**Goal of the exercise:** Your task is to copy the material exactly.

**Supplied material:**
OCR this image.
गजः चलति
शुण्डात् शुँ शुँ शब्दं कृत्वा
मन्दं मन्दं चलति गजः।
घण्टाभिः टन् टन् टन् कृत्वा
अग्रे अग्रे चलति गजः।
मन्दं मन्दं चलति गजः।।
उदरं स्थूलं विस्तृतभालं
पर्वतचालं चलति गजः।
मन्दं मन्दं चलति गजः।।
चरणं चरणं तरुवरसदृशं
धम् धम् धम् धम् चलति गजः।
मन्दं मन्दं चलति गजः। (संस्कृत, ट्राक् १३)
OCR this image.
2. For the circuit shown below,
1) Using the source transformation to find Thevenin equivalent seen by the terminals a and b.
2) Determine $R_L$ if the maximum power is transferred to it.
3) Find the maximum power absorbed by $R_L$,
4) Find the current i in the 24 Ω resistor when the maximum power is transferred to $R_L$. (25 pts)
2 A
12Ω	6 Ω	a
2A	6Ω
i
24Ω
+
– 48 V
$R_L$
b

**Result:**
OCR this image.
गजः चलति
शुण्डात् शुँ शुँ शब्दं कृत्वा
मन्दं मन्दं चलति गजः।
घण्टाभिः टन् टन् टन् कृत्वा
अग्रे अग्रे चलति गजः।
मन्दं मन्दं चलति गजः।।
उदरं स्थूलं विस्तृतभालं
पर्वतचालं चलति गजः।
मन्दं मन्दं चलति गजः।।
चरणं चरणं तरुवरसदृशं
धम् धम् धम् धम् चलति गजः।
मन्दं मन्दं चलति गजः। (संस्कृत, ट्राक् १३)
OCR this image.
2. For the circuit shown below,
1) Using the source transformation to find Thevenin equivalent seen by the terminals a and b.
2) Determine $R_L$ if the maximum power is transferred to it.
3) Find the maximum power absorbed by $R_L$,
4) Find the current i in the 24 Ω resistor when the maximum power is transferred to $R_L$. (25 pts)
2 A
12Ω	6 Ω	a
2A	6Ω
i
24Ω
+
– 48 V
$R_L$
b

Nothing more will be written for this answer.